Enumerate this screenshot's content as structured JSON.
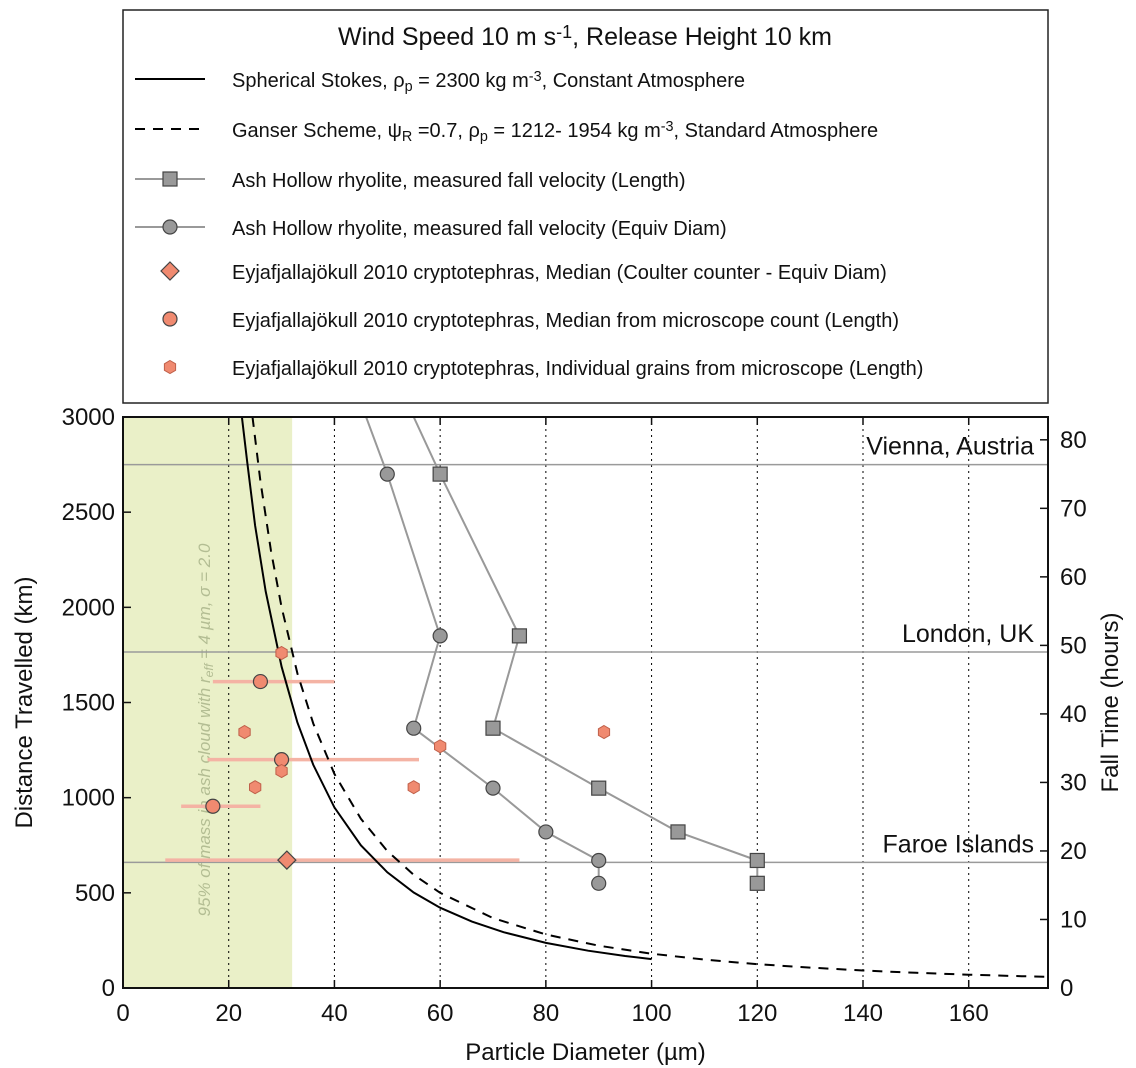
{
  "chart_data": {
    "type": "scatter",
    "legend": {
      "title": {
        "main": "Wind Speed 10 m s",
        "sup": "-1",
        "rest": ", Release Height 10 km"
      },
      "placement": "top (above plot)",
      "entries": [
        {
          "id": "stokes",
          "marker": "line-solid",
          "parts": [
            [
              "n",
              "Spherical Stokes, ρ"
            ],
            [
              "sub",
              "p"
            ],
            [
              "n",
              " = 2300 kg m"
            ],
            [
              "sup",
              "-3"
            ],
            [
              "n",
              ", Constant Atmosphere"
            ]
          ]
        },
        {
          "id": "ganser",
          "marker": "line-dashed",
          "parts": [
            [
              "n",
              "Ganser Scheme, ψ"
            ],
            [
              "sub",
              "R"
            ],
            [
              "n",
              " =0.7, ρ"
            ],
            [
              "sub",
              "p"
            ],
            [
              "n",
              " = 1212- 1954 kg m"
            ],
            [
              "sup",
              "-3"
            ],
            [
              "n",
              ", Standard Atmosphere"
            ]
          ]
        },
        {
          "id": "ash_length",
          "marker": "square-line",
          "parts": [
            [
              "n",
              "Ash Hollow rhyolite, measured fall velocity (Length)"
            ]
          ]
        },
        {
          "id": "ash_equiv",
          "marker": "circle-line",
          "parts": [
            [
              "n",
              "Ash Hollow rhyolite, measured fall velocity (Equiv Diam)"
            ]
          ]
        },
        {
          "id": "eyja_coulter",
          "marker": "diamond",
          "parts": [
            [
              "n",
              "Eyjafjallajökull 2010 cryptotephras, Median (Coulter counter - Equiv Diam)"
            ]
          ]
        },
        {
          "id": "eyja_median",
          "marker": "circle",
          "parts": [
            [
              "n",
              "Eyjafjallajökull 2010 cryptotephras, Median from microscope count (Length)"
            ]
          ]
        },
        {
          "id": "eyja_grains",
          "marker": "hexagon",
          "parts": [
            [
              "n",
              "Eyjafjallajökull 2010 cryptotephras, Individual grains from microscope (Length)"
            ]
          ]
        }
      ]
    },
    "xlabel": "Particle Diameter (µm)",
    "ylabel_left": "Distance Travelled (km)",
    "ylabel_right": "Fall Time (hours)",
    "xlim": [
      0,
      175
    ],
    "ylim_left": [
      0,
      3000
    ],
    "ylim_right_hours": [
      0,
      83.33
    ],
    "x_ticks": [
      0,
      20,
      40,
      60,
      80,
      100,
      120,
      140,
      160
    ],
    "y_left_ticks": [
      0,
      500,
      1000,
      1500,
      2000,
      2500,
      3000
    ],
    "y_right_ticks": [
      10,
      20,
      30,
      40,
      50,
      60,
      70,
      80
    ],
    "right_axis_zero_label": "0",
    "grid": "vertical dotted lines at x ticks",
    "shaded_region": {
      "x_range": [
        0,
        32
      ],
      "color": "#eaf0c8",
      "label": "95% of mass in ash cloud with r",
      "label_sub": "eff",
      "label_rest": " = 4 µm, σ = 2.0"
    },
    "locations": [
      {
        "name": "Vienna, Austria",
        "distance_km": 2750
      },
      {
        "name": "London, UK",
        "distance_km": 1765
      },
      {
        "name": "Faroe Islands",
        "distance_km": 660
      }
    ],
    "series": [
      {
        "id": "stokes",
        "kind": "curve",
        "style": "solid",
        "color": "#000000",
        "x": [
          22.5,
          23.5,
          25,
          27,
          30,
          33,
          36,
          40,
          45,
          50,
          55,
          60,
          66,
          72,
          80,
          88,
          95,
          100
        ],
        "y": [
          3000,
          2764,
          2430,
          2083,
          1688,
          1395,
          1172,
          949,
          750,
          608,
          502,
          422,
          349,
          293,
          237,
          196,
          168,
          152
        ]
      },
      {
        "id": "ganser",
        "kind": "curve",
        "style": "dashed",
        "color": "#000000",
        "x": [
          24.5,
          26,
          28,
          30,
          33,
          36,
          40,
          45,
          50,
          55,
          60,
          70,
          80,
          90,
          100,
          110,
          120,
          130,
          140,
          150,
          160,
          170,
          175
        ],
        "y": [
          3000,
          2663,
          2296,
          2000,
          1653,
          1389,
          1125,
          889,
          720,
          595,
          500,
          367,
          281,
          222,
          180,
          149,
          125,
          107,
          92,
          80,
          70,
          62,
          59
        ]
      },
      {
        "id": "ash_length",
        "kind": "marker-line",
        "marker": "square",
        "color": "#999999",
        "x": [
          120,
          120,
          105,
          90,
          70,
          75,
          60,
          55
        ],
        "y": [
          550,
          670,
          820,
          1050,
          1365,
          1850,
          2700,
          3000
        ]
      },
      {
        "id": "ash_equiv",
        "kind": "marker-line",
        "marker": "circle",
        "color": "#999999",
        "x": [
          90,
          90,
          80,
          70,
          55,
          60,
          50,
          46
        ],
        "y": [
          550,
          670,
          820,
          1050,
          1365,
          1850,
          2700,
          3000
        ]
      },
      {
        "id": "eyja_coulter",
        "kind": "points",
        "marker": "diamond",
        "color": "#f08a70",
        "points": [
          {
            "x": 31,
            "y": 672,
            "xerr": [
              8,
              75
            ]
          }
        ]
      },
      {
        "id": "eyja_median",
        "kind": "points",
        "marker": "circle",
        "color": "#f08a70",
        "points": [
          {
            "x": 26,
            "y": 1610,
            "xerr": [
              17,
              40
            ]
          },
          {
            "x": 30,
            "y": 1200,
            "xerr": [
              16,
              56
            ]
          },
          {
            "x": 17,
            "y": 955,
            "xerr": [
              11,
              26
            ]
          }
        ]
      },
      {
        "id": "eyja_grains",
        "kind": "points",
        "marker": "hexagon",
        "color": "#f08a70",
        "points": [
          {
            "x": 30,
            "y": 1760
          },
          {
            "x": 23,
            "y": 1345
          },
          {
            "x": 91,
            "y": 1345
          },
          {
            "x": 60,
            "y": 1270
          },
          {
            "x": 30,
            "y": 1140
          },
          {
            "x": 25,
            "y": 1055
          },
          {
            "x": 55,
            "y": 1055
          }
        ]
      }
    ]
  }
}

__EXERCISE__
Repeat the data exactly, dropping every picture it holds.

__REPLY__
Enumerate this screenshot's content as structured JSON.
{
  "chart_data": {
    "type": "scatter",
    "legend": {
      "title": {
        "main": "Wind Speed 10 m s",
        "sup": "-1",
        "rest": ", Release Height 10 km"
      },
      "placement": "top (above plot)",
      "entries": [
        {
          "id": "stokes",
          "marker": "line-solid",
          "parts": [
            [
              "n",
              "Spherical Stokes, ρ"
            ],
            [
              "sub",
              "p"
            ],
            [
              "n",
              " = 2300 kg m"
            ],
            [
              "sup",
              "-3"
            ],
            [
              "n",
              ", Constant Atmosphere"
            ]
          ]
        },
        {
          "id": "ganser",
          "marker": "line-dashed",
          "parts": [
            [
              "n",
              "Ganser Scheme, ψ"
            ],
            [
              "sub",
              "R"
            ],
            [
              "n",
              " =0.7, ρ"
            ],
            [
              "sub",
              "p"
            ],
            [
              "n",
              " = 1212- 1954 kg m"
            ],
            [
              "sup",
              "-3"
            ],
            [
              "n",
              ", Standard Atmosphere"
            ]
          ]
        },
        {
          "id": "ash_length",
          "marker": "square-line",
          "parts": [
            [
              "n",
              "Ash Hollow rhyolite, measured fall velocity (Length)"
            ]
          ]
        },
        {
          "id": "ash_equiv",
          "marker": "circle-line",
          "parts": [
            [
              "n",
              "Ash Hollow rhyolite, measured fall velocity (Equiv Diam)"
            ]
          ]
        },
        {
          "id": "eyja_coulter",
          "marker": "diamond",
          "parts": [
            [
              "n",
              "Eyjafjallajökull 2010 cryptotephras, Median (Coulter counter - Equiv Diam)"
            ]
          ]
        },
        {
          "id": "eyja_median",
          "marker": "circle",
          "parts": [
            [
              "n",
              "Eyjafjallajökull 2010 cryptotephras, Median from microscope count (Length)"
            ]
          ]
        },
        {
          "id": "eyja_grains",
          "marker": "hexagon",
          "parts": [
            [
              "n",
              "Eyjafjallajökull 2010 cryptotephras, Individual grains from microscope (Length)"
            ]
          ]
        }
      ]
    },
    "xlabel": "Particle Diameter (µm)",
    "ylabel_left": "Distance Travelled (km)",
    "ylabel_right": "Fall Time (hours)",
    "xlim": [
      0,
      175
    ],
    "ylim_left": [
      0,
      3000
    ],
    "ylim_right_hours": [
      0,
      83.33
    ],
    "x_ticks": [
      0,
      20,
      40,
      60,
      80,
      100,
      120,
      140,
      160
    ],
    "y_left_ticks": [
      0,
      500,
      1000,
      1500,
      2000,
      2500,
      3000
    ],
    "y_right_ticks": [
      10,
      20,
      30,
      40,
      50,
      60,
      70,
      80
    ],
    "right_axis_zero_label": "0",
    "grid": "vertical dotted lines at x ticks",
    "shaded_region": {
      "x_range": [
        0,
        32
      ],
      "color": "#eaf0c8",
      "label": "95% of mass in ash cloud with r",
      "label_sub": "eff",
      "label_rest": " = 4 µm, σ = 2.0"
    },
    "locations": [
      {
        "name": "Vienna, Austria",
        "distance_km": 2750
      },
      {
        "name": "London, UK",
        "distance_km": 1765
      },
      {
        "name": "Faroe Islands",
        "distance_km": 660
      }
    ],
    "series": [
      {
        "id": "stokes",
        "kind": "curve",
        "style": "solid",
        "color": "#000000",
        "x": [
          22.5,
          23.5,
          25,
          27,
          30,
          33,
          36,
          40,
          45,
          50,
          55,
          60,
          66,
          72,
          80,
          88,
          95,
          100
        ],
        "y": [
          3000,
          2764,
          2430,
          2083,
          1688,
          1395,
          1172,
          949,
          750,
          608,
          502,
          422,
          349,
          293,
          237,
          196,
          168,
          152
        ]
      },
      {
        "id": "ganser",
        "kind": "curve",
        "style": "dashed",
        "color": "#000000",
        "x": [
          24.5,
          26,
          28,
          30,
          33,
          36,
          40,
          45,
          50,
          55,
          60,
          70,
          80,
          90,
          100,
          110,
          120,
          130,
          140,
          150,
          160,
          170,
          175
        ],
        "y": [
          3000,
          2663,
          2296,
          2000,
          1653,
          1389,
          1125,
          889,
          720,
          595,
          500,
          367,
          281,
          222,
          180,
          149,
          125,
          107,
          92,
          80,
          70,
          62,
          59
        ]
      },
      {
        "id": "ash_length",
        "kind": "marker-line",
        "marker": "square",
        "color": "#999999",
        "x": [
          120,
          120,
          105,
          90,
          70,
          75,
          60,
          55
        ],
        "y": [
          550,
          670,
          820,
          1050,
          1365,
          1850,
          2700,
          3000
        ]
      },
      {
        "id": "ash_equiv",
        "kind": "marker-line",
        "marker": "circle",
        "color": "#999999",
        "x": [
          90,
          90,
          80,
          70,
          55,
          60,
          50,
          46
        ],
        "y": [
          550,
          670,
          820,
          1050,
          1365,
          1850,
          2700,
          3000
        ]
      },
      {
        "id": "eyja_coulter",
        "kind": "points",
        "marker": "diamond",
        "color": "#f08a70",
        "points": [
          {
            "x": 31,
            "y": 672,
            "xerr": [
              8,
              75
            ]
          }
        ]
      },
      {
        "id": "eyja_median",
        "kind": "points",
        "marker": "circle",
        "color": "#f08a70",
        "points": [
          {
            "x": 26,
            "y": 1610,
            "xerr": [
              17,
              40
            ]
          },
          {
            "x": 30,
            "y": 1200,
            "xerr": [
              16,
              56
            ]
          },
          {
            "x": 17,
            "y": 955,
            "xerr": [
              11,
              26
            ]
          }
        ]
      },
      {
        "id": "eyja_grains",
        "kind": "points",
        "marker": "hexagon",
        "color": "#f08a70",
        "points": [
          {
            "x": 30,
            "y": 1760
          },
          {
            "x": 23,
            "y": 1345
          },
          {
            "x": 91,
            "y": 1345
          },
          {
            "x": 60,
            "y": 1270
          },
          {
            "x": 30,
            "y": 1140
          },
          {
            "x": 25,
            "y": 1055
          },
          {
            "x": 55,
            "y": 1055
          }
        ]
      }
    ]
  }
}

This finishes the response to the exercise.